# [Written exercise]
Can you print the data exactly and leave out each image?

# [Entries]
• • • • •

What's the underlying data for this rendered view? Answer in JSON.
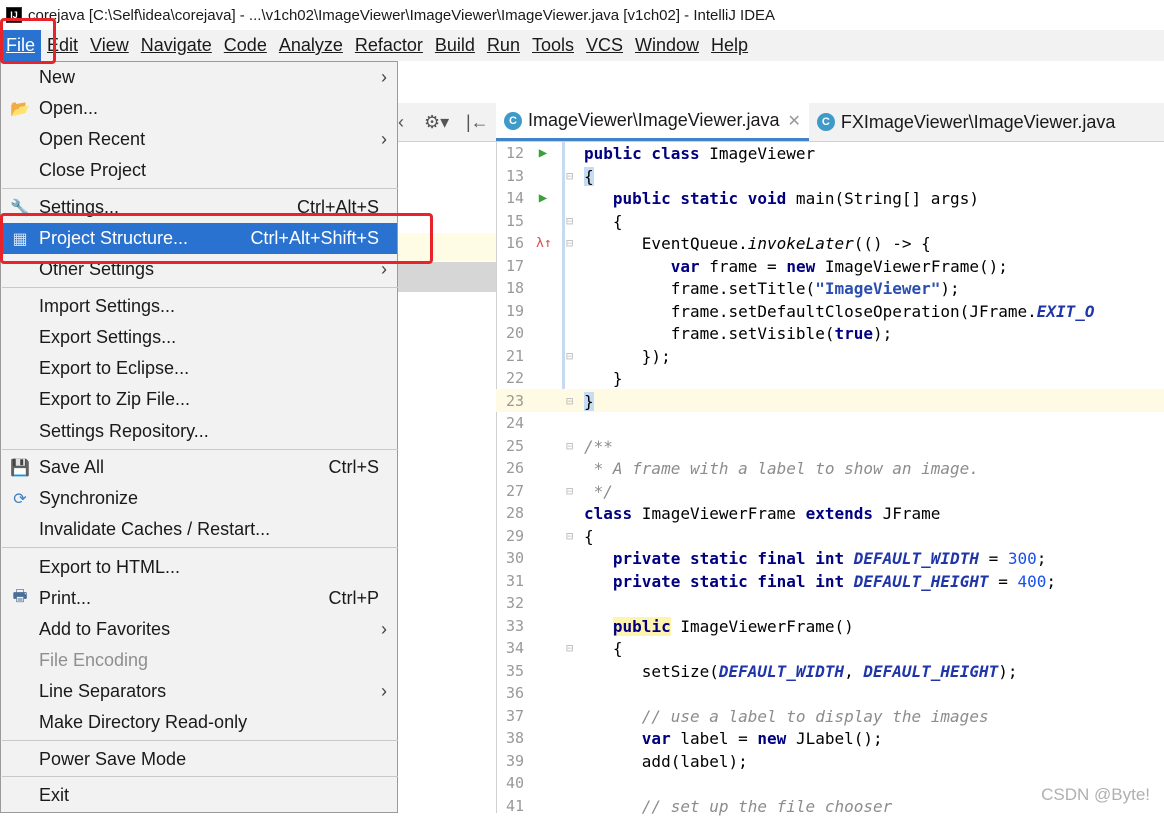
{
  "window": {
    "title": "corejava [C:\\Self\\idea\\corejava] - ...\\v1ch02\\ImageViewer\\ImageViewer\\ImageViewer.java [v1ch02] - IntelliJ IDEA",
    "app_icon": "IJ"
  },
  "menubar": {
    "items": [
      "File",
      "Edit",
      "View",
      "Navigate",
      "Code",
      "Analyze",
      "Refactor",
      "Build",
      "Run",
      "Tools",
      "VCS",
      "Window",
      "Help"
    ]
  },
  "tabs": [
    {
      "label": "ImageViewer\\ImageViewer.java",
      "icon": "C",
      "active": true
    },
    {
      "label": "FXImageViewer\\ImageViewer.java",
      "icon": "C",
      "active": false
    }
  ],
  "file_menu": {
    "items": [
      {
        "label": "New",
        "shortcut": "",
        "submenu": true
      },
      {
        "label": "Open...",
        "shortcut": "",
        "icon": "folder-icon"
      },
      {
        "label": "Open Recent",
        "shortcut": "",
        "submenu": true
      },
      {
        "label": "Close Project",
        "shortcut": ""
      },
      {
        "label": "Settings...",
        "shortcut": "Ctrl+Alt+S",
        "icon": "wrench-icon"
      },
      {
        "label": "Project Structure...",
        "shortcut": "Ctrl+Alt+Shift+S",
        "icon": "project-structure-icon",
        "selected": true
      },
      {
        "label": "Other Settings",
        "shortcut": "",
        "submenu": true
      },
      {
        "label": "Import Settings...",
        "shortcut": ""
      },
      {
        "label": "Export Settings...",
        "shortcut": ""
      },
      {
        "label": "Export to Eclipse...",
        "shortcut": ""
      },
      {
        "label": "Export to Zip File...",
        "shortcut": ""
      },
      {
        "label": "Settings Repository...",
        "shortcut": ""
      },
      {
        "label": "Save All",
        "shortcut": "Ctrl+S",
        "icon": "save-icon"
      },
      {
        "label": "Synchronize",
        "shortcut": "",
        "icon": "sync-icon"
      },
      {
        "label": "Invalidate Caches / Restart...",
        "shortcut": ""
      },
      {
        "label": "Export to HTML...",
        "shortcut": ""
      },
      {
        "label": "Print...",
        "shortcut": "Ctrl+P",
        "icon": "print-icon"
      },
      {
        "label": "Add to Favorites",
        "shortcut": "",
        "submenu": true
      },
      {
        "label": "File Encoding",
        "shortcut": "",
        "disabled": true
      },
      {
        "label": "Line Separators",
        "shortcut": "",
        "submenu": true
      },
      {
        "label": "Make Directory Read-only",
        "shortcut": ""
      },
      {
        "label": "Power Save Mode",
        "shortcut": ""
      },
      {
        "label": "Exit",
        "shortcut": ""
      }
    ]
  },
  "editor": {
    "line_numbers": [
      "12",
      "13",
      "14",
      "15",
      "16",
      "17",
      "18",
      "19",
      "20",
      "21",
      "22",
      "23",
      "24",
      "25",
      "26",
      "27",
      "28",
      "29",
      "30",
      "31",
      "32",
      "33",
      "34",
      "35",
      "36",
      "37",
      "38",
      "39",
      "40",
      "41"
    ]
  },
  "watermark": "CSDN @Byte!"
}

• • • • •

# [Result below]
What's the underlying data for this rendered view? Answer in JSON.
{
  "window": {
    "title": "corejava [C:\\Self\\idea\\corejava] - ...\\v1ch02\\ImageViewer\\ImageViewer\\ImageViewer.java [v1ch02] - IntelliJ IDEA",
    "app_icon": "IJ"
  },
  "menubar": {
    "items": [
      "File",
      "Edit",
      "View",
      "Navigate",
      "Code",
      "Analyze",
      "Refactor",
      "Build",
      "Run",
      "Tools",
      "VCS",
      "Window",
      "Help"
    ]
  },
  "tabs": [
    {
      "label": "ImageViewer\\ImageViewer.java",
      "icon": "C",
      "active": true
    },
    {
      "label": "FXImageViewer\\ImageViewer.java",
      "icon": "C",
      "active": false
    }
  ],
  "file_menu": {
    "items": [
      {
        "label": "New",
        "shortcut": "",
        "submenu": true
      },
      {
        "label": "Open...",
        "shortcut": "",
        "icon": "folder-icon"
      },
      {
        "label": "Open Recent",
        "shortcut": "",
        "submenu": true
      },
      {
        "label": "Close Project",
        "shortcut": ""
      },
      {
        "label": "Settings...",
        "shortcut": "Ctrl+Alt+S",
        "icon": "wrench-icon"
      },
      {
        "label": "Project Structure...",
        "shortcut": "Ctrl+Alt+Shift+S",
        "icon": "project-structure-icon",
        "selected": true
      },
      {
        "label": "Other Settings",
        "shortcut": "",
        "submenu": true
      },
      {
        "label": "Import Settings...",
        "shortcut": ""
      },
      {
        "label": "Export Settings...",
        "shortcut": ""
      },
      {
        "label": "Export to Eclipse...",
        "shortcut": ""
      },
      {
        "label": "Export to Zip File...",
        "shortcut": ""
      },
      {
        "label": "Settings Repository...",
        "shortcut": ""
      },
      {
        "label": "Save All",
        "shortcut": "Ctrl+S",
        "icon": "save-icon"
      },
      {
        "label": "Synchronize",
        "shortcut": "",
        "icon": "sync-icon"
      },
      {
        "label": "Invalidate Caches / Restart...",
        "shortcut": ""
      },
      {
        "label": "Export to HTML...",
        "shortcut": ""
      },
      {
        "label": "Print...",
        "shortcut": "Ctrl+P",
        "icon": "print-icon"
      },
      {
        "label": "Add to Favorites",
        "shortcut": "",
        "submenu": true
      },
      {
        "label": "File Encoding",
        "shortcut": "",
        "disabled": true
      },
      {
        "label": "Line Separators",
        "shortcut": "",
        "submenu": true
      },
      {
        "label": "Make Directory Read-only",
        "shortcut": ""
      },
      {
        "label": "Power Save Mode",
        "shortcut": ""
      },
      {
        "label": "Exit",
        "shortcut": ""
      }
    ]
  },
  "editor": {
    "line_numbers": [
      "12",
      "13",
      "14",
      "15",
      "16",
      "17",
      "18",
      "19",
      "20",
      "21",
      "22",
      "23",
      "24",
      "25",
      "26",
      "27",
      "28",
      "29",
      "30",
      "31",
      "32",
      "33",
      "34",
      "35",
      "36",
      "37",
      "38",
      "39",
      "40",
      "41"
    ]
  },
  "watermark": "CSDN @Byte!"
}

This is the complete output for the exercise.